▶ REQUIREMENTS:
Extract every line of the listing that contains the string "video", and copy each one in full.

▶ GIVEN INFORMATION:
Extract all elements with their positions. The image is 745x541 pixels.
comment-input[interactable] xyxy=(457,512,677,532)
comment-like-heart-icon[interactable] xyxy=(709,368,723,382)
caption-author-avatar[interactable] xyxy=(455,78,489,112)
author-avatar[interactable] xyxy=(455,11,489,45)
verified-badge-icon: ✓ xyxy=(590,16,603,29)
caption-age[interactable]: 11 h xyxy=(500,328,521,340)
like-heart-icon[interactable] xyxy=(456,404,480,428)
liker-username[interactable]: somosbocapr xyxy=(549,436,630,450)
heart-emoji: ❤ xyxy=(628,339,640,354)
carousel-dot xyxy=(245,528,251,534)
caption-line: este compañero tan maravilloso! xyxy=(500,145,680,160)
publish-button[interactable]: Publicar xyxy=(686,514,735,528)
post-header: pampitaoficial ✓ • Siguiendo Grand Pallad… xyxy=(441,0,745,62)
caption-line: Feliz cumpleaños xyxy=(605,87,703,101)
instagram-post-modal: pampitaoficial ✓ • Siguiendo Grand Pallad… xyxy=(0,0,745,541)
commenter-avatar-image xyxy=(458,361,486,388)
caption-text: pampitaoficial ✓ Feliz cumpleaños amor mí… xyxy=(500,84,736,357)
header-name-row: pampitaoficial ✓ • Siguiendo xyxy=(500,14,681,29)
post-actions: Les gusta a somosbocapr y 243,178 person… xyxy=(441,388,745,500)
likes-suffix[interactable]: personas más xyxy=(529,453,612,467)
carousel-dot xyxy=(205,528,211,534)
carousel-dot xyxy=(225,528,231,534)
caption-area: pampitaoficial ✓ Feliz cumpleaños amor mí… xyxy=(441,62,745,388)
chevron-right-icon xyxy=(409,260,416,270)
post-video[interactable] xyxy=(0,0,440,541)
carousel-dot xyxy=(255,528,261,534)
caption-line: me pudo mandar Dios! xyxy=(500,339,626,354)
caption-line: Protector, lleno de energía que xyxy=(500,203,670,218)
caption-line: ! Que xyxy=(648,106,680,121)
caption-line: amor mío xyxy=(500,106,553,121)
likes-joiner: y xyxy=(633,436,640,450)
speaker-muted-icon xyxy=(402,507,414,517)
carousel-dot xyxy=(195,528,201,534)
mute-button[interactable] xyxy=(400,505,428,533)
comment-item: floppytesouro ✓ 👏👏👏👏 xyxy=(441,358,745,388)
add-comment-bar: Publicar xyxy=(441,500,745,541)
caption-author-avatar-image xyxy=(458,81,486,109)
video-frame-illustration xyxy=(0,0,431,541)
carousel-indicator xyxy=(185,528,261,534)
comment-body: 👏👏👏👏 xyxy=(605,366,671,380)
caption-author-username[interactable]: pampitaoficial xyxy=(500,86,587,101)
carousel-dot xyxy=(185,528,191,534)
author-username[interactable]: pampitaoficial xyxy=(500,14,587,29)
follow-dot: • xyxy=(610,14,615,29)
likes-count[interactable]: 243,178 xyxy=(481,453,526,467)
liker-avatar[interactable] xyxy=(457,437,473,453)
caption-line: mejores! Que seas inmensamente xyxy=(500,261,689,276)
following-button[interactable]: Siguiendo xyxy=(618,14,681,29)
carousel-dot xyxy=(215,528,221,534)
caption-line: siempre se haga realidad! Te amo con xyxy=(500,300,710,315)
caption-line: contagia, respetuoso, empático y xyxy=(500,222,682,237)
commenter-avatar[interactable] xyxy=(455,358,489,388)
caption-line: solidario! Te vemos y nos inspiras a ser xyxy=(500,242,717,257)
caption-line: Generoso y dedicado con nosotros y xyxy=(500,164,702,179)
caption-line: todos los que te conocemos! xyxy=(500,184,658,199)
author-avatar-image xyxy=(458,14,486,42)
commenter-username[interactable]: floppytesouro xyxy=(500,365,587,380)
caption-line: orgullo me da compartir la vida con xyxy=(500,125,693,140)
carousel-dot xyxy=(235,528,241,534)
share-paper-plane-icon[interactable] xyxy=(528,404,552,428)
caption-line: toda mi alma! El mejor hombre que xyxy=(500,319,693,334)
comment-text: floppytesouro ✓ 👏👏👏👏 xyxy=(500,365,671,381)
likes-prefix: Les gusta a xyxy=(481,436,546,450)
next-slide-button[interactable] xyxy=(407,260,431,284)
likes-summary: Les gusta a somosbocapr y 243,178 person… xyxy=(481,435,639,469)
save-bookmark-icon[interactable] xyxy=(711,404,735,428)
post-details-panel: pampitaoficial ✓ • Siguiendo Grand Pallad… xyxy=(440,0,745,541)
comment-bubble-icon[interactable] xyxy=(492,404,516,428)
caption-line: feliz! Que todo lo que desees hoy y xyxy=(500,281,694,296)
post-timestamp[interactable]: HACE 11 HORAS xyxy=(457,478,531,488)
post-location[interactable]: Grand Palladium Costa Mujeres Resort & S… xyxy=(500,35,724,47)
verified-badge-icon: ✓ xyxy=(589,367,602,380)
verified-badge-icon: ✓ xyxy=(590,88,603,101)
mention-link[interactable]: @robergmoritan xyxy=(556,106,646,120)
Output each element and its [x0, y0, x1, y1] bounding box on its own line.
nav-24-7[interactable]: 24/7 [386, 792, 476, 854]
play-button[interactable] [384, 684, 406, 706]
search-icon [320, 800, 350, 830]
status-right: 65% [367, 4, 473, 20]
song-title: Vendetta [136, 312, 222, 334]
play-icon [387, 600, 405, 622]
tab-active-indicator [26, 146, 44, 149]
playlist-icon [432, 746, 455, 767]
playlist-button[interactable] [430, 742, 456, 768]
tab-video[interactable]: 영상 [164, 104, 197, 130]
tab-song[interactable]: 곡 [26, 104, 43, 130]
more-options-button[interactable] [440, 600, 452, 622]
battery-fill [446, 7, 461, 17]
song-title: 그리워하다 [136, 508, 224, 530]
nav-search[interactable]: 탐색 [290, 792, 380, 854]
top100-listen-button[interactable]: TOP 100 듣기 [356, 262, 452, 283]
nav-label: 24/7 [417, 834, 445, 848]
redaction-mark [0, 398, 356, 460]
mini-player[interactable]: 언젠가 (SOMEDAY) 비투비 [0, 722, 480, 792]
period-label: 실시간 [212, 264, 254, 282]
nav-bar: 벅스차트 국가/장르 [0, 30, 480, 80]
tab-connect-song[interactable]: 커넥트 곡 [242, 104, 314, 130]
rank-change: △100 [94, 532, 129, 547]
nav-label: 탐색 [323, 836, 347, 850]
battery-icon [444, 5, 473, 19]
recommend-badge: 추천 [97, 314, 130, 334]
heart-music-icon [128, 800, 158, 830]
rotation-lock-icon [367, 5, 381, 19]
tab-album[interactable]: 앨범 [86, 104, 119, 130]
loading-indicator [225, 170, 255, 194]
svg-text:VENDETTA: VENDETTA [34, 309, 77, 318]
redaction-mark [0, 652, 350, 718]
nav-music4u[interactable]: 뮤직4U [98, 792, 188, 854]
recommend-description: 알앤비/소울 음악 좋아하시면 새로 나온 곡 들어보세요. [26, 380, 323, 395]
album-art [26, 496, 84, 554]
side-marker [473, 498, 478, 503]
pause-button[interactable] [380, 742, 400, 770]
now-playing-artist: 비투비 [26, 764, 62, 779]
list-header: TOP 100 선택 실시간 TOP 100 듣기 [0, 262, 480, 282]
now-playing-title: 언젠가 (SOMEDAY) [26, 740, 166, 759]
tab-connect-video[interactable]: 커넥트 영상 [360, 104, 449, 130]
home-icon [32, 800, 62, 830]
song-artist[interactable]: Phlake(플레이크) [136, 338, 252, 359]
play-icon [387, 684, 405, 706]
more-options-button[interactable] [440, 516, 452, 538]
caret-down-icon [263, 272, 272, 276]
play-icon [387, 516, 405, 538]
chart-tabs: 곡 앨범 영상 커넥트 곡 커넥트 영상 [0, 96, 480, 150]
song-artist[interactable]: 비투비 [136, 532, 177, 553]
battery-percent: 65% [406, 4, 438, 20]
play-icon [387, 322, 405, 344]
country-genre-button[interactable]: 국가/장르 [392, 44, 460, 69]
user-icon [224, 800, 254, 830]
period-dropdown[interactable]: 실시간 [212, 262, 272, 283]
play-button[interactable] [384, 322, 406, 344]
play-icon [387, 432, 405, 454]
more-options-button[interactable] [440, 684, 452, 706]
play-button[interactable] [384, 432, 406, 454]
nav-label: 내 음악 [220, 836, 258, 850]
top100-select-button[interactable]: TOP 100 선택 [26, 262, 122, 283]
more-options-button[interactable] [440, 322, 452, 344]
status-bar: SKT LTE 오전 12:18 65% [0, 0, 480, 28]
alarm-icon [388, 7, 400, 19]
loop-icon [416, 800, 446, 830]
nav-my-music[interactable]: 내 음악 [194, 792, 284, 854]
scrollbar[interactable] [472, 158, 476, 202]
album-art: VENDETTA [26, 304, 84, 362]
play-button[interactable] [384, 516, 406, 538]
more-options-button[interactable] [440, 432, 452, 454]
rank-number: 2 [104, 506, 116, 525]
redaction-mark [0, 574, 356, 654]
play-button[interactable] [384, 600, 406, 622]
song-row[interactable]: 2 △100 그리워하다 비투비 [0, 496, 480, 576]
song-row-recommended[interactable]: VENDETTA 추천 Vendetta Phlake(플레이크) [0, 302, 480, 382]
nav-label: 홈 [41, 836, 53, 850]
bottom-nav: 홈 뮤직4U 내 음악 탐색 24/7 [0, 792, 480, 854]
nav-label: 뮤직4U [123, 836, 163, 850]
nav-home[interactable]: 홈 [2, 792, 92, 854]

▶ OUTPUT:
post-video[interactable] xyxy=(0,0,440,541)
video-frame-illustration xyxy=(0,0,431,541)
tab-video[interactable]: 영상 [164, 104, 197, 130]
tab-connect-video[interactable]: 커넥트 영상 [360, 104, 449, 130]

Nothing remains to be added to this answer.